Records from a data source
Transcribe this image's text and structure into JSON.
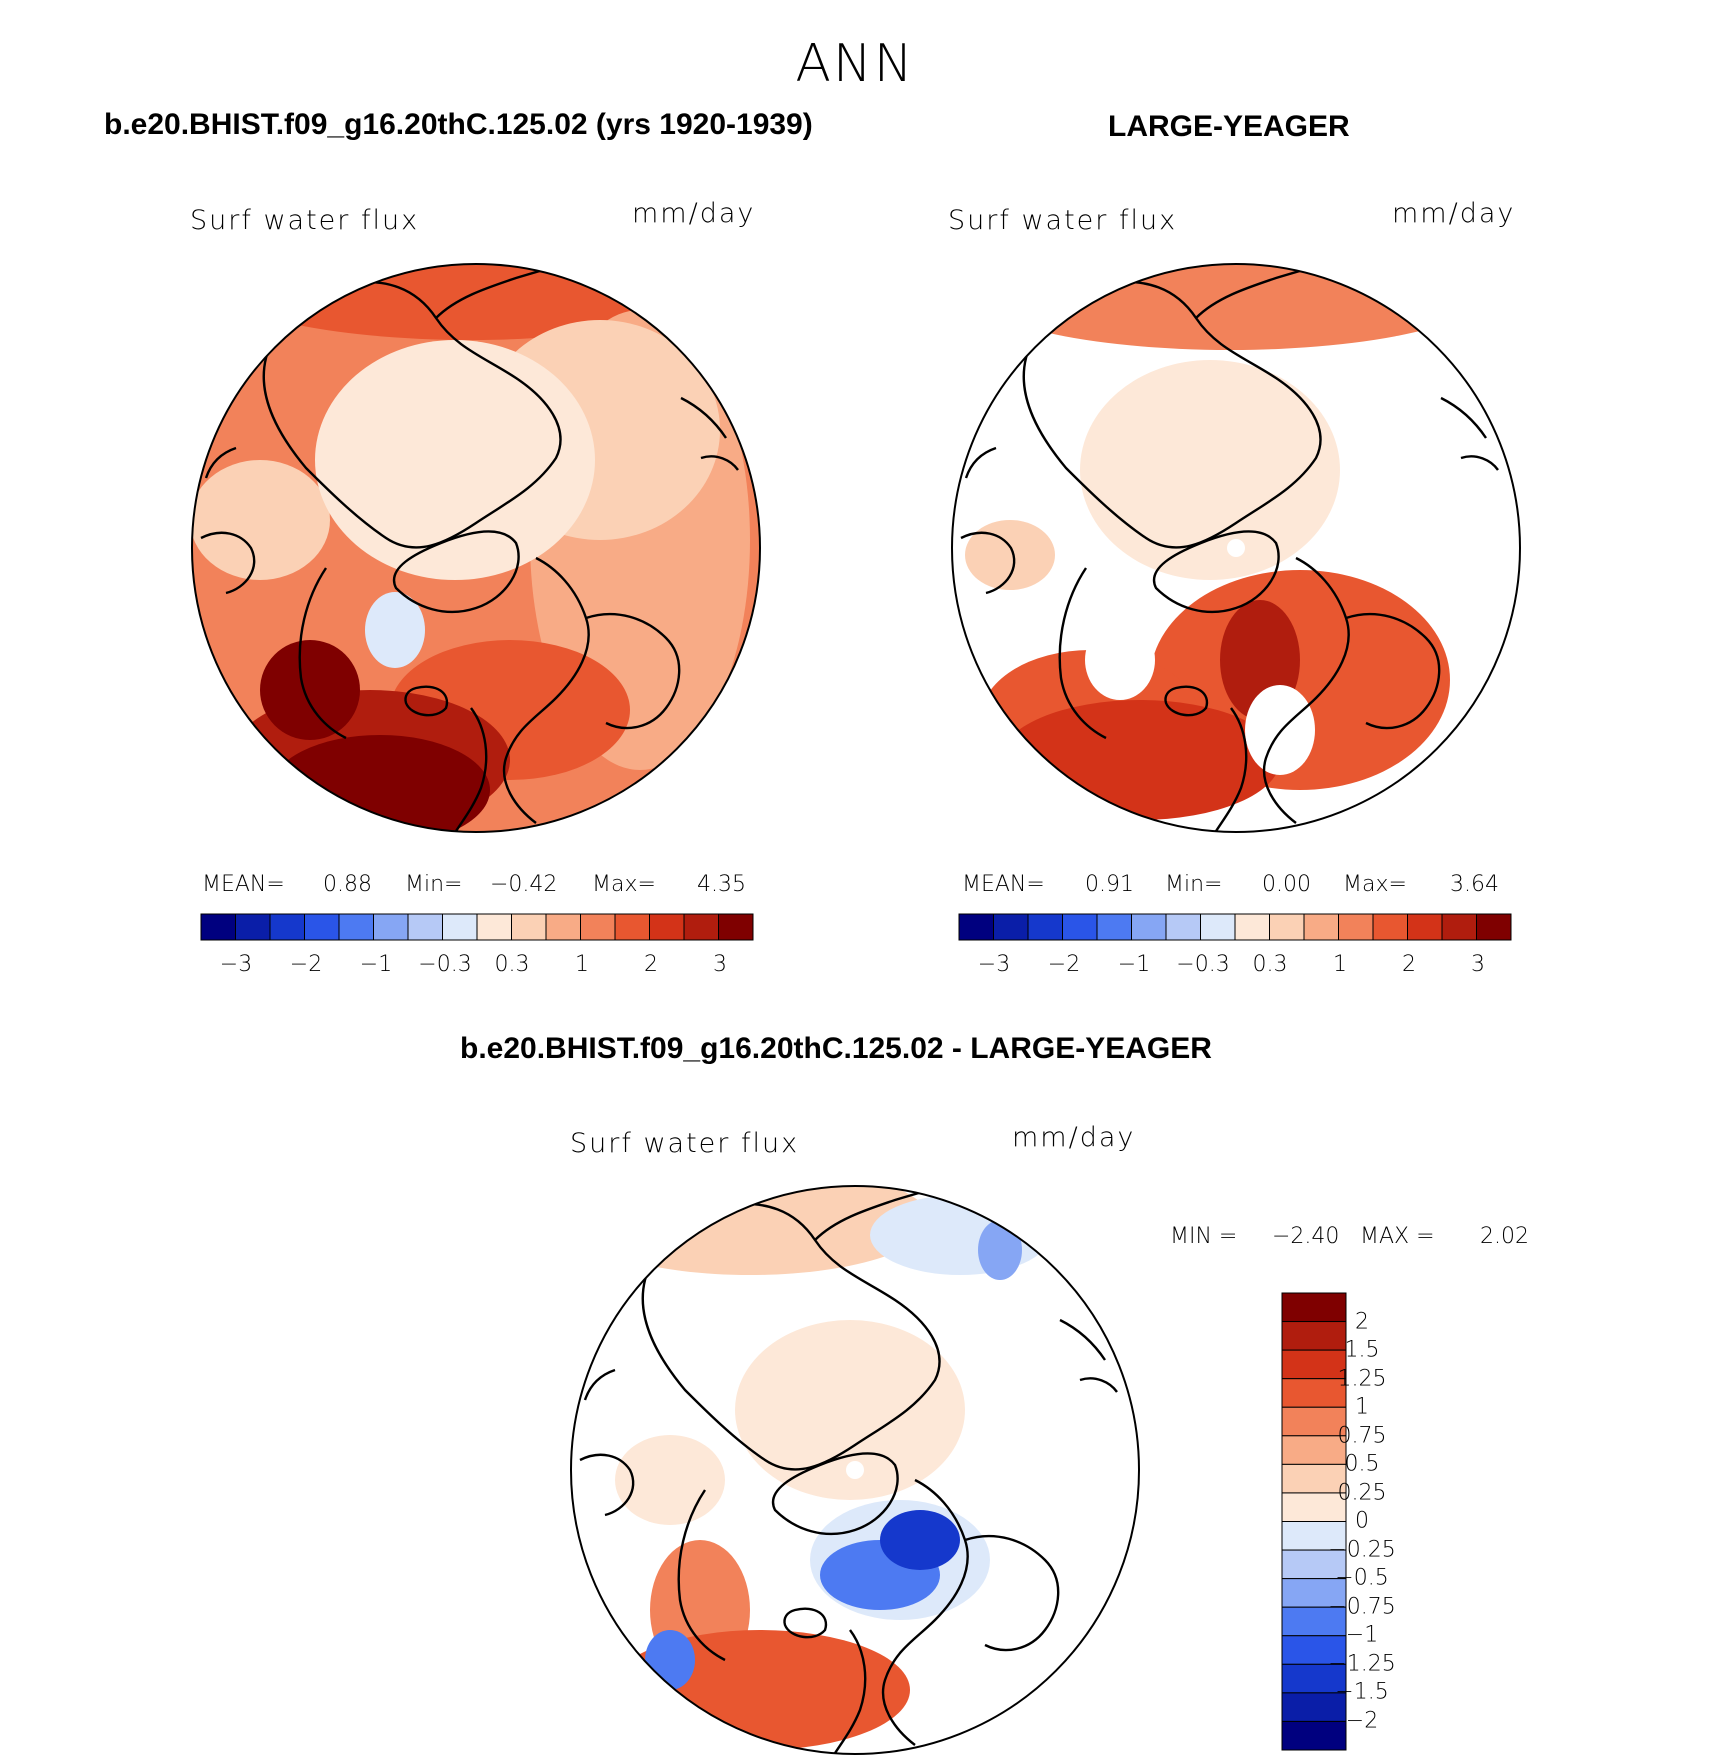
{
  "figure": {
    "title": "ANN"
  },
  "panels": [
    {
      "title": "b.e20.BHIST.f09_g16.20thC.125.02 (yrs 1920-1939)",
      "variable": "Surf water flux",
      "units": "mm/day",
      "stats": {
        "mean_label": "MEAN=",
        "mean": "0.88",
        "min_label": "Min=",
        "min": "−0.42",
        "max_label": "Max=",
        "max": "4.35"
      },
      "colorbar": {
        "ticks": [
          "−3",
          "−2",
          "−1",
          "−0.3",
          "0.3",
          "1",
          "2",
          "3"
        ]
      }
    },
    {
      "title": "LARGE-YEAGER",
      "variable": "Surf water flux",
      "units": "mm/day",
      "stats": {
        "mean_label": "MEAN=",
        "mean": "0.91",
        "min_label": "Min=",
        "min": "0.00",
        "max_label": "Max=",
        "max": "3.64"
      },
      "colorbar": {
        "ticks": [
          "−3",
          "−2",
          "−1",
          "−0.3",
          "0.3",
          "1",
          "2",
          "3"
        ]
      }
    },
    {
      "title": "b.e20.BHIST.f09_g16.20thC.125.02 - LARGE-YEAGER",
      "variable": "Surf water flux",
      "units": "mm/day",
      "stats": {
        "min_label": "MIN =",
        "min": "−2.40",
        "max_label": "MAX =",
        "max": "2.02"
      },
      "colorbar": {
        "ticks": [
          "2",
          "1.5",
          "1.25",
          "1",
          "0.75",
          "0.5",
          "0.25",
          "0",
          "−0.25",
          "−0.5",
          "−0.75",
          "−1",
          "−1.25",
          "−1.5",
          "−2"
        ]
      }
    }
  ],
  "colors": {
    "horizontal_colorbar": [
      "#00007f",
      "#0a1ea8",
      "#1538cc",
      "#2a55e8",
      "#4d7af2",
      "#86a6f4",
      "#b6c9f6",
      "#dde9fa",
      "#fde8d8",
      "#fbd1b5",
      "#f8ab86",
      "#f2825a",
      "#e85730",
      "#d33318",
      "#b01d0e",
      "#7f0000"
    ],
    "vertical_colorbar": [
      "#7f0000",
      "#b01d0e",
      "#d33318",
      "#e85730",
      "#f2825a",
      "#f8ab86",
      "#fbd1b5",
      "#fde8d8",
      "#dde9fa",
      "#b6c9f6",
      "#86a6f4",
      "#4d7af2",
      "#2a55e8",
      "#1538cc",
      "#0a1ea8",
      "#00007f"
    ],
    "coastline": "#000000"
  }
}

## WRITTEN INSTRUCTION
Report the number of lines in the listing where the string "BHIST" appears, and nothing besides.

## SOLUTION TO THE EXERCISE
2